WHAT YOU WILL DO:
Reproduce the portion of the editorial on public trust in the courts starting at "From low to" and ending at "case against him.".

Justice ‘without sale’ or delay. In Florida? Really? | Editorial
The Florida Supreme Court building in Tallahassee. (Carline Jean / South Florida Sun Sentinel)
By Sun Sentinel Editorial Board | Sun Sentinel
UPDATED: January 10, 2025 at 10:52 AM EST
A recent Gallup poll bears some profoundly bad news.
Only 35% of Americans now profess any confidence in the nation’s courts. That’s a record low after a steep drop in just four years. It compares poorly with other industrialized nations, where majorities still approve of their judicial systems.
Gallup said the 24-point slide in public confidence since 2020 is one of the sharpest ever measured over a four-year period, exceeded only in places such as Myanmar, where a cruel military junta seized power; Venezuela, another dictatorship; and Hong Kong, after Communist China tightened its control.
The poll did not distinguish between Democratic and Republican respondents, although there were hints.
From low to lower
Public confidence was already low among people who disapproved of U.S. leadership in general; now, only 29% of them approve of the courts. Even among those who approved of leadership during the Biden area, the confidence in courts fell from 62% in 2023 to 44% in 2024.
Gallup suggested that people in both categories were responding to “something profound,” most likely the various legal cases involving President-elect Donald Trump.
MAGA world was incensed that Trump was criminally charged at all. Others were appalled — and rightly so — by the U.S. Supreme Court’s invention of criminal immunity for a president’s official actions and by U.S. District Judge Aileen Cannon in Fort Pierce, whom Trump had appointed, delaying and then dismissing the secret documents case against him.
An earlier poll had already found a deep drop in trust among Democrats after the Supreme Court repealed Roe v. Wade and set states free to ban abortion.
There’s no more worrisome trend. In any democracy, the courts are the people’s last line of defense against abuse of power by the other branches of government.
“Confidence in the rule of law is foundational to a free society,” Gallup noted. Losing it “could undermine the public’s faith in the legitimacy of important legal cases and decisions.”
The hand of DeSantis
The poll dealt only with nationwide attitudes, but it carries warning for state courts, especially Florida’s.
Gov. Ron DeSantis has packed the Florida judiciary with judges chosen for their hard-right leanings and Federalist Society credentials.
A remade Florida Supreme Court has been repealing every liberal precedent, from abortion rights to the death penalty, as cases come up (and sometimes even when they don’t).
Without prompting from the Florida Bar, and occasionally against its recommendations, the court has been chipping away at the Florida Constitution’s assurance that “justice shall be administered without sale, denial or delay.”
Rules changes imposed by the court have made it more difficult and costly — and in extreme cases, impossible — for people to win damage suits against deep-pocket corporate defendants such as the insurance and tobacco industries.
In the latest such action in December, the court voted 6-1 to implement a rule that it had already proclaimed at the request of the Florida Justice Reform Institute, whose notions of “reform” are those of Florida’s most powerful lobbies.
The rule requires litigants seeking discovery in a civil case — that is, documents or testimony before trial — to prove that the evidence sought is “proportional” to the needs of the case.

SUPPLIED DATA:

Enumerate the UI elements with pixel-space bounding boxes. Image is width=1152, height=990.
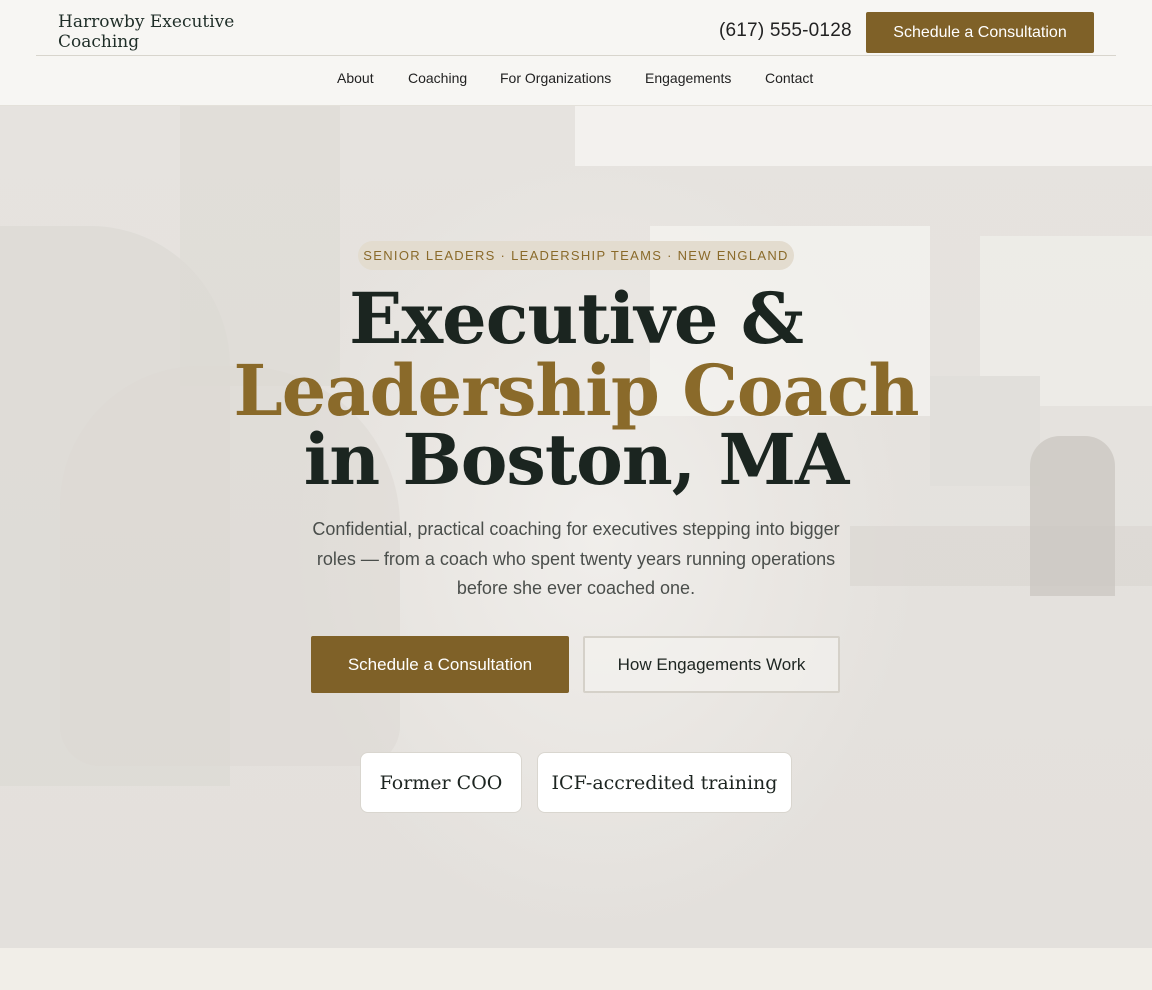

RESULT OF THE EXERCISE:
From low to lower
Public confidence was already low among people who disapproved of U.S. leadership in general; now, only 29% of them approve of the courts. Even among those who approved of leadership during the Biden area, the confidence in courts fell from 62% in 2023 to 44% in 2024.
Gallup suggested that people in both categories were responding to “something profound,” most likely the various legal cases involving President-elect Donald Trump.
MAGA world was incensed that Trump was criminally charged at all. Others were appalled — and rightly so — by the U.S. Supreme Court’s invention of criminal immunity for a president’s official actions and by U.S. District Judge Aileen Cannon in Fort Pierce, whom Trump had appointed, delaying and then dismissing the secret documents case against him.